INPUT ROWS
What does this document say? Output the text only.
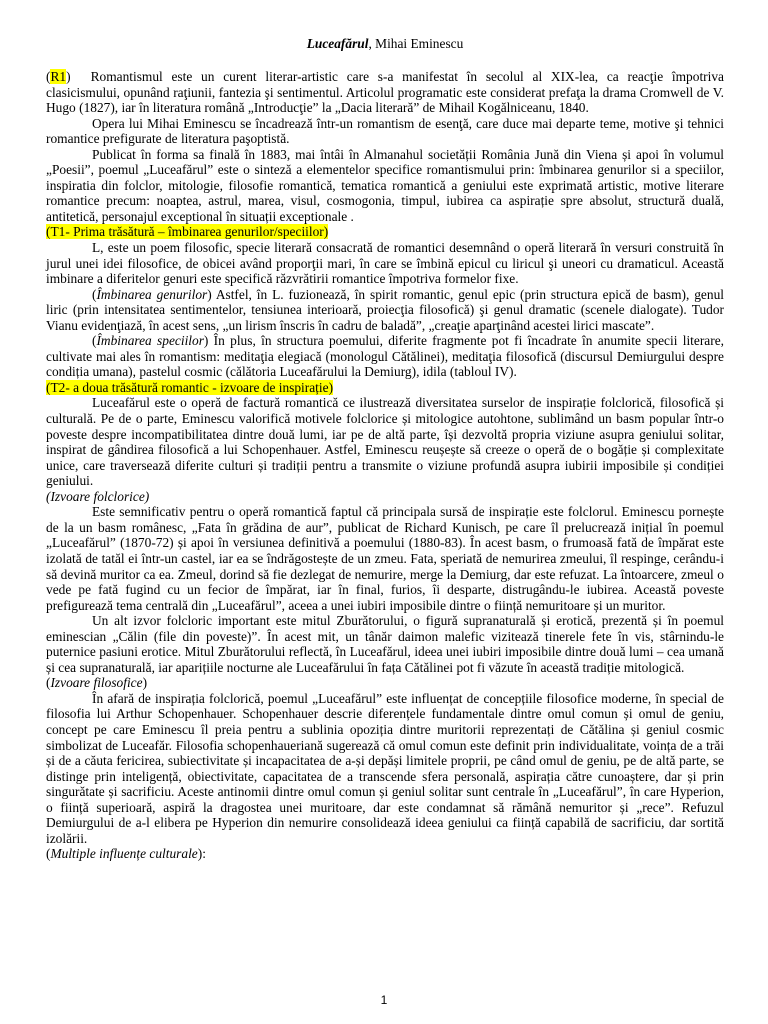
Luceafărul, Mihai Eminescu

(R1) Romantismul este un curent literar-artistic care s-a manifestat în secolul al XIX-lea, ca reacţie împotriva clasicismului, opunând raţiunii, fantezia şi sentimentul. Articolul programatic este considerat prefaţa la drama Cromwell de V. Hugo (1827), iar în literatura română „Introducţie” la „Dacia literară” de Mihail Kogălniceanu, 1840.

Opera lui Mihai Eminescu se încadrează într-un romantism de esenţă, care duce mai departe teme, motive şi tehnici romantice prefigurate de literatura paşoptistă.

Publicat în forma sa finală în 1883, mai întâi în Almanahul societății România Jună din Viena și apoi în volumul „Poesii”, poemul „Luceafărul” este o sinteză a elementelor specifice romantismului prin: îmbinarea genurilor si a speciilor, inspiratia din folclor, mitologie, filosofie romantică, tematica romantică a geniului este exprimată artistic, motive literare romantice precum: noaptea, astrul, marea, visul, cosmogonia, timpul, iubirea ca aspirație spre absolut, structură duală, antitetică, personajul exceptional în situații exceptionale .

(T1- Prima trăsătură – îmbinarea genurilor/speciilor)

L, este un poem filosofic, specie literară consacrată de romantici desemnând o operă literară în versuri construită în jurul unei idei filosofice, de obicei având proporţii mari, în care se îmbină epicul cu liricul şi uneori cu dramaticul. Această imbinare a diferitelor genuri este specifică răzvrătirii romantice împotriva formelor fixe.

(Îmbinarea genurilor) Astfel, în L. fuzionează, în spirit romantic, genul epic (prin structura epică de basm), genul liric (prin intensitatea sentimentelor, tensiunea interioară, proiecţia filosofică) şi genul dramatic (scenele dialogate). Tudor Vianu evidenţiază, în acest sens, „un lirism înscris în cadru de baladă”, „creaţie aparţinând acestei lirici mascate”.

(Îmbinarea speciilor) În plus, în structura poemului, diferite fragmente pot fi încadrate în anumite specii literare, cultivate mai ales în romantism: meditaţia elegiacă (monologul Cătălinei), meditaţia filosofică (discursul Demiurgului despre condiția umana), pastelul cosmic (călătoria Luceafărului la Demiurg), idila (tabloul IV).

(T2- a doua trăsătură romantic - izvoare de inspirație)

Luceafărul este o operă de factură romantică ce ilustrează diversitatea surselor de inspirație folclorică, filosofică și culturală. Pe de o parte, Eminescu valorifică motivele folclorice și mitologice autohtone, sublimând un basm popular într-o poveste despre incompatibilitatea dintre două lumi, iar pe de altă parte, își dezvoltă propria viziune asupra geniului solitar, inspirat de gândirea filosofică a lui Schopenhauer. Astfel, Eminescu reușește să creeze o operă de o bogăție și complexitate unice, care traversează diferite culturi și tradiții pentru a transmite o viziune profundă asupra iubirii imposibile și condiției geniului.

(Izvoare folclorice)

Este semnificativ pentru o operă romantică faptul că principala sursă de inspirație este folclorul. Eminescu pornește de la un basm românesc, „Fata în grădina de aur”, publicat de Richard Kunisch, pe care îl prelucrează inițial în poemul „Luceafărul” (1870-72) și apoi în versiunea definitivă a poemului (1880-83). În acest basm, o frumoasă fată de împărat este izolată de tatăl ei într-un castel, iar ea se îndrăgostește de un zmeu. Fata, speriată de nemurirea zmeului, îl respinge, cerându-i să devină muritor ca ea. Zmeul, dorind să fie dezlegat de nemurire, merge la Demiurg, dar este refuzat. La întoarcere, zmeul o vede pe fată fugind cu un fecior de împărat, iar în final, furios, îi desparte, distrugându-le iubirea. Această poveste prefigurează tema centrală din „Luceafărul”, aceea a unei iubiri imposibile dintre o ființă nemuritoare și un muritor.

Un alt izvor folcloric important este mitul Zburătorului, o figură supranaturală și erotică, prezentă și în poemul eminescian „Călin (file din poveste)”. În acest mit, un tânăr daimon malefic vizitează tinerele fete în vis, stârnindu-le puternice pasiuni erotice. Mitul Zburătorului reflectă, în Luceafărul, ideea unei iubiri imposibile dintre două lumi – cea umană și cea supranaturală, iar aparițiile nocturne ale Luceafărului în fața Cătălinei pot fi văzute în această tradiție mitologică.

(Izvoare filosofice)

În afară de inspirația folclorică, poemul „Luceafărul” este influențat de concepțiile filosofice moderne, în special de filosofia lui Arthur Schopenhauer. Schopenhauer descrie diferențele fundamentale dintre omul comun și omul de geniu, concept pe care Eminescu îl preia pentru a sublinia opoziția dintre muritorii reprezentați de Cătălina și geniul cosmic simbolizat de Luceafăr. Filosofia schopenhaueriană sugerează că omul comun este definit prin individualitate, voința de a trăi și de a căuta fericirea, subiectivitate și incapacitatea de a-și depăși limitele proprii, pe când omul de geniu, pe de altă parte, se distinge prin inteligență, obiectivitate, capacitatea de a transcende sfera personală, aspirația către cunoaștere, dar și prin singurătate și sacrificiu. Aceste antinomii dintre omul comun și geniul solitar sunt centrale în „Luceafărul”, în care Hyperion, o ființă superioară, aspiră la dragostea unei muritoare, dar este condamnat să rămână nemuritor și „rece”. Refuzul Demiurgului de a-l elibera pe Hyperion din nemurire consolidează ideea geniului ca ființă capabilă de sacrificiu, dar sortită izolării.

(Multiple influențe culturale):

1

INSTRUCTIONS TO FOLLOW
Transcribe the material as is, with images omitted.

TASK OUTPUT
What does this document say? Output the text only.
Luceafărul, Mihai Eminescu

(R1) Romantismul este un curent literar-artistic care s-a manifestat în secolul al XIX-lea, ca reacţie împotriva clasicismului, opunând raţiunii, fantezia şi sentimentul. Articolul programatic este considerat prefaţa la drama Cromwell de V. Hugo (1827), iar în literatura română „Introducţie” la „Dacia literară” de Mihail Kogălniceanu, 1840.

Opera lui Mihai Eminescu se încadrează într-un romantism de esenţă, care duce mai departe teme, motive şi tehnici romantice prefigurate de literatura paşoptistă.

Publicat în forma sa finală în 1883, mai întâi în Almanahul societății România Jună din Viena și apoi în volumul „Poesii”, poemul „Luceafărul” este o sinteză a elementelor specifice romantismului prin: îmbinarea genurilor si a speciilor, inspiratia din folclor, mitologie, filosofie romantică, tematica romantică a geniului este exprimată artistic, motive literare romantice precum: noaptea, astrul, marea, visul, cosmogonia, timpul, iubirea ca aspirație spre absolut, structură duală, antitetică, personajul exceptional în situații exceptionale .

(T1- Prima trăsătură – îmbinarea genurilor/speciilor)

L, este un poem filosofic, specie literară consacrată de romantici desemnând o operă literară în versuri construită în jurul unei idei filosofice, de obicei având proporţii mari, în care se îmbină epicul cu liricul şi uneori cu dramaticul. Această imbinare a diferitelor genuri este specifică răzvrătirii romantice împotriva formelor fixe.

(Îmbinarea genurilor) Astfel, în L. fuzionează, în spirit romantic, genul epic (prin structura epică de basm), genul liric (prin intensitatea sentimentelor, tensiunea interioară, proiecţia filosofică) şi genul dramatic (scenele dialogate). Tudor Vianu evidenţiază, în acest sens, „un lirism înscris în cadru de baladă”, „creaţie aparţinând acestei lirici mascate”.

(Îmbinarea speciilor) În plus, în structura poemului, diferite fragmente pot fi încadrate în anumite specii literare, cultivate mai ales în romantism: meditaţia elegiacă (monologul Cătălinei), meditaţia filosofică (discursul Demiurgului despre condiția umana), pastelul cosmic (călătoria Luceafărului la Demiurg), idila (tabloul IV).

(T2- a doua trăsătură romantic - izvoare de inspirație)

Luceafărul este o operă de factură romantică ce ilustrează diversitatea surselor de inspirație folclorică, filosofică și culturală. Pe de o parte, Eminescu valorifică motivele folclorice și mitologice autohtone, sublimând un basm popular într-o poveste despre incompatibilitatea dintre două lumi, iar pe de altă parte, își dezvoltă propria viziune asupra geniului solitar, inspirat de gândirea filosofică a lui Schopenhauer. Astfel, Eminescu reușește să creeze o operă de o bogăție și complexitate unice, care traversează diferite culturi și tradiții pentru a transmite o viziune profundă asupra iubirii imposibile și condiției geniului.

(Izvoare folclorice)

Este semnificativ pentru o operă romantică faptul că principala sursă de inspirație este folclorul. Eminescu pornește de la un basm românesc, „Fata în grădina de aur”, publicat de Richard Kunisch, pe care îl prelucrează inițial în poemul „Luceafărul” (1870-72) și apoi în versiunea definitivă a poemului (1880-83). În acest basm, o frumoasă fată de împărat este izolată de tatăl ei într-un castel, iar ea se îndrăgostește de un zmeu. Fata, speriată de nemurirea zmeului, îl respinge, cerându-i să devină muritor ca ea. Zmeul, dorind să fie dezlegat de nemurire, merge la Demiurg, dar este refuzat. La întoarcere, zmeul o vede pe fată fugind cu un fecior de împărat, iar în final, furios, îi desparte, distrugându-le iubirea. Această poveste prefigurează tema centrală din „Luceafărul”, aceea a unei iubiri imposibile dintre o ființă nemuritoare și un muritor.

Un alt izvor folcloric important este mitul Zburătorului, o figură supranaturală și erotică, prezentă și în poemul eminescian „Călin (file din poveste)”. În acest mit, un tânăr daimon malefic vizitează tinerele fete în vis, stârnindu-le puternice pasiuni erotice. Mitul Zburătorului reflectă, în Luceafărul, ideea unei iubiri imposibile dintre două lumi – cea umană și cea supranaturală, iar aparițiile nocturne ale Luceafărului în fața Cătălinei pot fi văzute în această tradiție mitologică.

(Izvoare filosofice)

În afară de inspirația folclorică, poemul „Luceafărul” este influențat de concepțiile filosofice moderne, în special de filosofia lui Arthur Schopenhauer. Schopenhauer descrie diferențele fundamentale dintre omul comun și omul de geniu, concept pe care Eminescu îl preia pentru a sublinia opoziția dintre muritorii reprezentați de Cătălina și geniul cosmic simbolizat de Luceafăr. Filosofia schopenhaueriană sugerează că omul comun este definit prin individualitate, voința de a trăi și de a căuta fericirea, subiectivitate și incapacitatea de a-și depăși limitele proprii, pe când omul de geniu, pe de altă parte, se distinge prin inteligență, obiectivitate, capacitatea de a transcende sfera personală, aspirația către cunoaștere, dar și prin singurătate și sacrificiu. Aceste antinomii dintre omul comun și geniul solitar sunt centrale în „Luceafărul”, în care Hyperion, o ființă superioară, aspiră la dragostea unei muritoare, dar este condamnat să rămână nemuritor și „rece”. Refuzul Demiurgului de a-l elibera pe Hyperion din nemurire consolidează ideea geniului ca ființă capabilă de sacrificiu, dar sortită izolării.

(Multiple influențe culturale):

1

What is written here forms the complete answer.